◆ Stated goal ◆
Gather up all lines that carry the word "title".
## start Supplied entries
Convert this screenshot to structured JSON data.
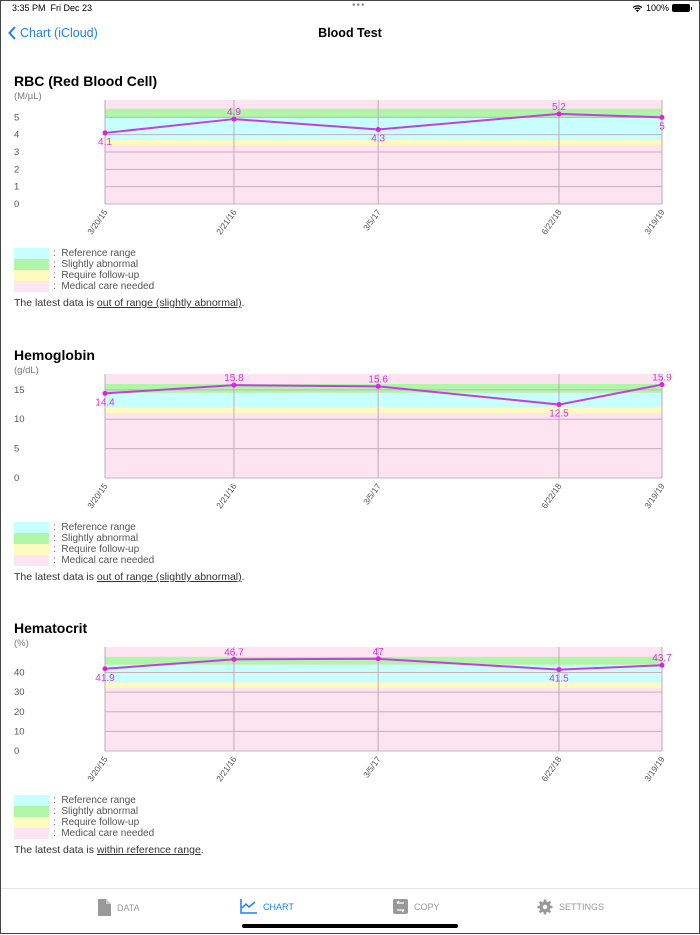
{
  "status_bar": {
    "time": "3:35 PM",
    "date": "Fri Dec 23",
    "battery": "100%"
  },
  "nav": {
    "back_label": "Chart (iCloud)",
    "title": "Blood Test"
  },
  "legend": [
    {
      "label": "Reference range",
      "color": "#c8ffff"
    },
    {
      "label": "Slightly abnormal",
      "color": "#b0f5a8"
    },
    {
      "label": "Require follow-up",
      "color": "#fefac0"
    },
    {
      "label": "Medical care needed",
      "color": "#fde4f0"
    }
  ],
  "summary_prefix": "The latest data is ",
  "colors": {
    "line": "#c040e0",
    "point": "#e020e0",
    "label": "#e030e0",
    "accent": "#1e7ff5"
  },
  "chart_data": [
    {
      "type": "line",
      "title": "RBC (Red Blood Cell)",
      "ylabel": "(M/µL)",
      "x": [
        "3/20/15",
        "2/21/16",
        "3/5/17",
        "6/22/18",
        "3/19/19"
      ],
      "values": [
        4.1,
        4.9,
        4.3,
        5.2,
        5
      ],
      "labels": [
        "4.1",
        "4.9",
        "4.3",
        "5.2",
        "5"
      ],
      "ylim": [
        0,
        6
      ],
      "yticks": [
        0,
        1,
        2,
        3,
        4,
        5
      ],
      "bands": {
        "reference": [
          3.7,
          5.0
        ],
        "slightly_abnormal": [
          5.0,
          5.5
        ],
        "follow_up": [
          3.4,
          3.7
        ]
      },
      "summary": "out of range (slightly abnormal)",
      "grid": true
    },
    {
      "type": "line",
      "title": "Hemoglobin",
      "ylabel": "(g/dL)",
      "x": [
        "3/20/15",
        "2/21/16",
        "3/5/17",
        "6/22/18",
        "3/19/19"
      ],
      "values": [
        14.4,
        15.8,
        15.6,
        12.5,
        15.9
      ],
      "labels": [
        "14.4",
        "15.8",
        "15.6",
        "12.5",
        "15.9"
      ],
      "ylim": [
        0,
        17.7
      ],
      "yticks": [
        0,
        5,
        10,
        15
      ],
      "bands": {
        "reference": [
          12.0,
          14.5
        ],
        "slightly_abnormal": [
          14.5,
          16.0
        ],
        "follow_up": [
          11.0,
          12.0
        ]
      },
      "summary": "out of range (slightly abnormal)",
      "grid": true
    },
    {
      "type": "line",
      "title": "Hematocrit",
      "ylabel": "(%)",
      "x": [
        "3/20/15",
        "2/21/16",
        "3/5/17",
        "6/22/18",
        "3/19/19"
      ],
      "values": [
        41.9,
        46.7,
        47,
        41.5,
        43.7
      ],
      "labels": [
        "41.9",
        "46.7",
        "47",
        "41.5",
        "43.7"
      ],
      "ylim": [
        0,
        53
      ],
      "yticks": [
        0,
        10,
        20,
        30,
        40
      ],
      "bands": {
        "reference": [
          35,
          44
        ],
        "slightly_abnormal": [
          44,
          48
        ],
        "follow_up": [
          32,
          35
        ]
      },
      "summary": "within reference range",
      "grid": true
    }
  ],
  "tabs": [
    {
      "label": "DATA",
      "icon": "document-icon",
      "active": false
    },
    {
      "label": "CHART",
      "icon": "chart-icon",
      "active": true
    },
    {
      "label": "COPY",
      "icon": "copy-icon",
      "active": false
    },
    {
      "label": "SETTINGS",
      "icon": "gear-icon",
      "active": false
    }
  ]
}
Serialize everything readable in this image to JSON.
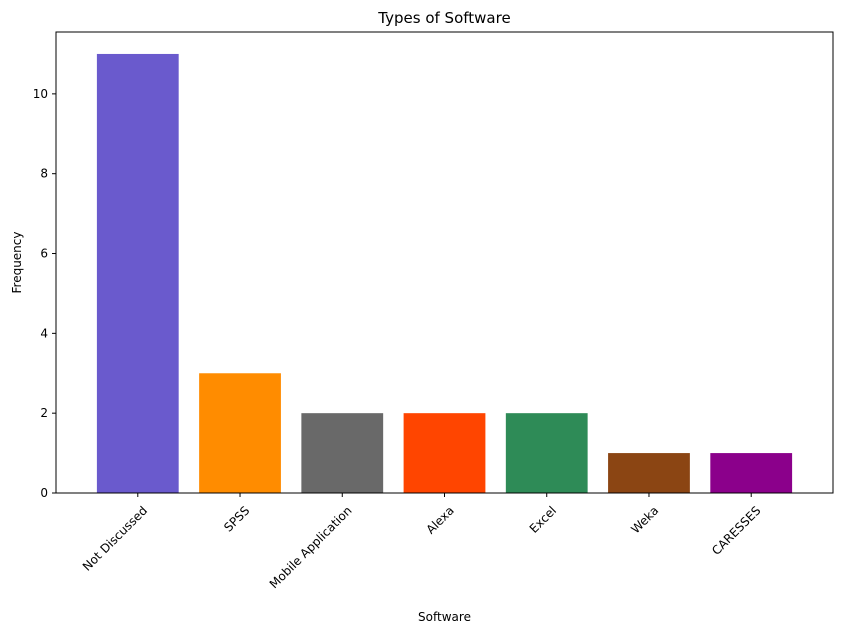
## end Supplied entries
◆ Exercise answer ◆
    "title": "Blood Test"
      "title": "RBC (Red Blood Cell)",
      "title": "Hemoglobin",
      "title": "Hematocrit",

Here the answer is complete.